**What this task involves:** Read the lines that follow and pick out every one containing the word "systems".

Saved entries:
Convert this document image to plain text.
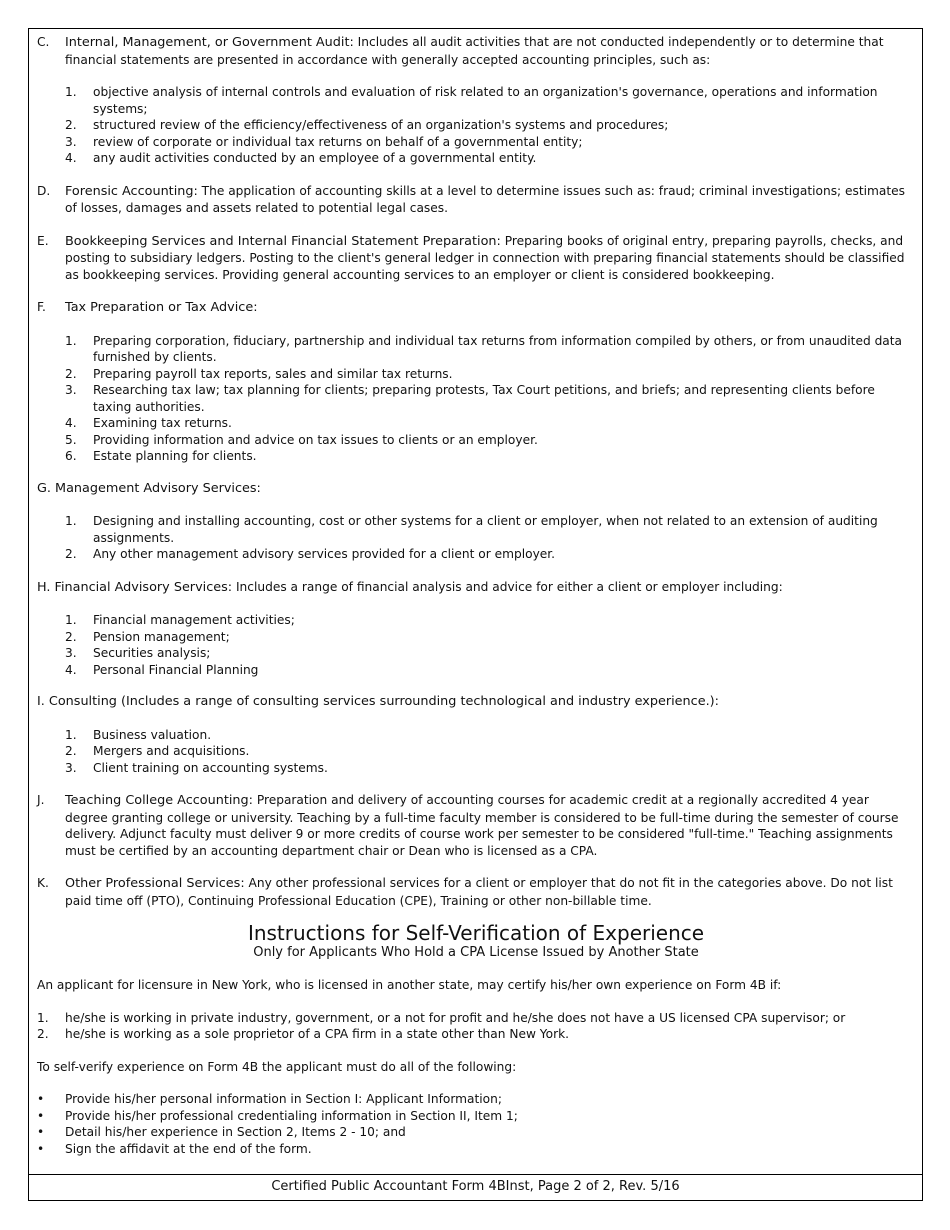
C.	Internal, Management, or Government Audit: Includes all audit activities that are not conducted independently or to determine that financial statements are presented in accordance with generally accepted accounting principles, such as:
1.	objective analysis of internal controls and evaluation of risk related to an organization's governance, operations and information systems;
2.	structured review of the efficiency/effectiveness of an organization's systems and procedures;
3.	review of corporate or individual tax returns on behalf of a governmental entity;
4.	any audit activities conducted by an employee of a governmental entity.
D.	Forensic Accounting: The application of accounting skills at a level to determine issues such as: fraud; criminal investigations; estimates of losses, damages and assets related to potential legal cases.
E.	Bookkeeping Services and Internal Financial Statement Preparation: Preparing books of original entry, preparing payrolls, checks, and posting to subsidiary ledgers. Posting to the client's general ledger in connection with preparing financial statements should be classified as bookkeeping services. Providing general accounting services to an employer or client is considered bookkeeping.
F.	Tax Preparation or Tax Advice:
1.	Preparing corporation, fiduciary, partnership and individual tax returns from information compiled by others, or from unaudited data furnished by clients.
2.	Preparing payroll tax reports, sales and similar tax returns.
3.	Researching tax law; tax planning for clients; preparing protests, Tax Court petitions, and briefs; and representing clients before taxing authorities.
4.	Examining tax returns.
5.	Providing information and advice on tax issues to clients or an employer.
6.	Estate planning for clients.
G. Management Advisory Services:
1.	Designing and installing accounting, cost or other systems for a client or employer, when not related to an extension of auditing assignments.
2.	Any other management advisory services provided for a client or employer.
H. Financial Advisory Services: Includes a range of financial analysis and advice for either a client or employer including:
1.	Financial management activities;
2.	Pension management;
3.	Securities analysis;
4.	Personal Financial Planning
I. Consulting (Includes a range of consulting services surrounding technological and industry experience.):
1.	Business valuation.
2.	Mergers and acquisitions.
3.	Client training on accounting systems.
J.	Teaching College Accounting: Preparation and delivery of accounting courses for academic credit at a regionally accredited 4 year degree granting college or university. Teaching by a full-time faculty member is considered to be full-time during the semester of course delivery. Adjunct faculty must deliver 9 or more credits of course work per semester to be considered "full-time." Teaching assignments must be certified by an accounting department chair or Dean who is licensed as a CPA.
K.	Other Professional Services: Any other professional services for a client or employer that do not fit in the categories above. Do not list paid time off (PTO), Continuing Professional Education (CPE), Training or other non-billable time.
Instructions for Self-Verification of Experience
Only for Applicants Who Hold a CPA License Issued by Another State
An applicant for licensure in New York, who is licensed in another state, may certify his/her own experience on Form 4B if:
1.	he/she is working in private industry, government, or a not for profit and he/she does not have a US licensed CPA supervisor; or
2.	he/she is working as a sole proprietor of a CPA firm in a state other than New York.
To self-verify experience on Form 4B the applicant must do all of the following:
•	Provide his/her personal information in Section I: Applicant Information;
•	Provide his/her professional credentialing information in Section II, Item 1;
•	Detail his/her experience in Section 2, Items 2 - 10; and
•	Sign the affidavit at the end of the form.
Certified Public Accountant Form 4BInst, Page 2 of 2, Rev. 5/16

**Reply to the task:**
1.	objective analysis of internal controls and evaluation of risk related to an organization's governance, operations and information systems;
2.	structured review of the efficiency/effectiveness of an organization's systems and procedures;
1.	Designing and installing accounting, cost or other systems for a client or employer, when not related to an extension of auditing assignments.
3.	Client training on accounting systems.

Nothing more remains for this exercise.